[start]
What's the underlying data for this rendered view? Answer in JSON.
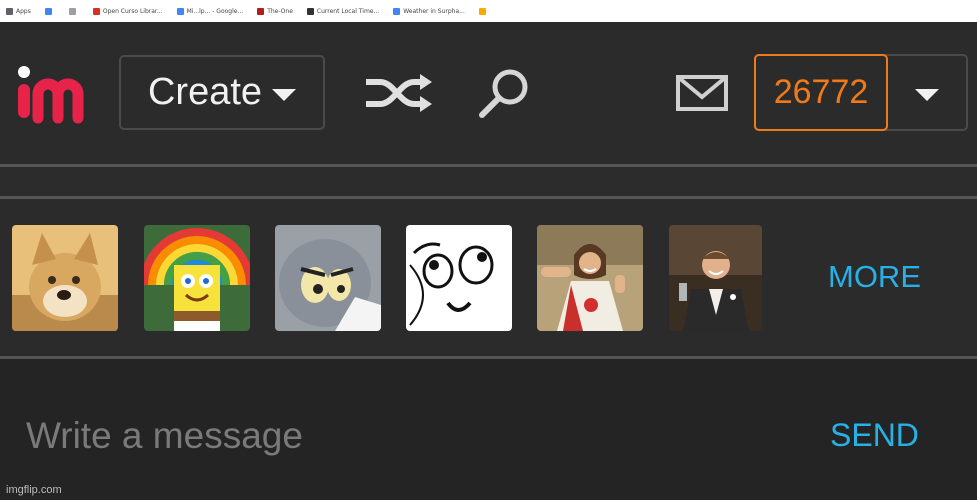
{
  "bookmarks": [
    {
      "label": "Apps",
      "icon": "apps-icon",
      "color": "#5f6368"
    },
    {
      "label": "",
      "icon": "google-icon",
      "color": "#4285f4"
    },
    {
      "label": "",
      "icon": "page-icon",
      "color": "#9aa0a6"
    },
    {
      "label": "Open Curso Librar...",
      "icon": "bookmark-icon",
      "color": "#d93025"
    },
    {
      "label": "Mi...lp... - Google...",
      "icon": "google-icon",
      "color": "#4285f4"
    },
    {
      "label": "The-One",
      "icon": "bookmark-icon",
      "color": "#b71c1c"
    },
    {
      "label": "Current Local Time...",
      "icon": "clock-icon",
      "color": "#333333"
    },
    {
      "label": "Weather in Surpha...",
      "icon": "google-icon",
      "color": "#4285f4"
    },
    {
      "label": "",
      "icon": "bookmark-icon",
      "color": "#f9ab00"
    }
  ],
  "header": {
    "logo_alt": "imgflip logo",
    "create_label": "Create",
    "points": "26772"
  },
  "meme_tray": {
    "items": [
      {
        "name": "doge-meme-thumb",
        "icon": "doge-image"
      },
      {
        "name": "spongebob-imagination-meme-thumb",
        "icon": "spongebob-image"
      },
      {
        "name": "unsettled-tom-meme-thumb",
        "icon": "tom-image"
      },
      {
        "name": "derp-face-meme-thumb",
        "icon": "derp-image"
      },
      {
        "name": "buddy-christ-meme-thumb",
        "icon": "buddy-christ-image"
      },
      {
        "name": "laughing-leo-meme-thumb",
        "icon": "leo-image"
      }
    ],
    "more_label": "MORE"
  },
  "compose": {
    "placeholder": "Write a message",
    "send_label": "SEND"
  },
  "watermark": "imgflip.com",
  "colors": {
    "accent_orange": "#f07a1a",
    "link_blue": "#28b1e6",
    "logo_red": "#e8234a"
  }
}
[end]
*Task instructions*: Give back only a number, the number of lines where the string "thumb" occurs.

*Output for this task*: 6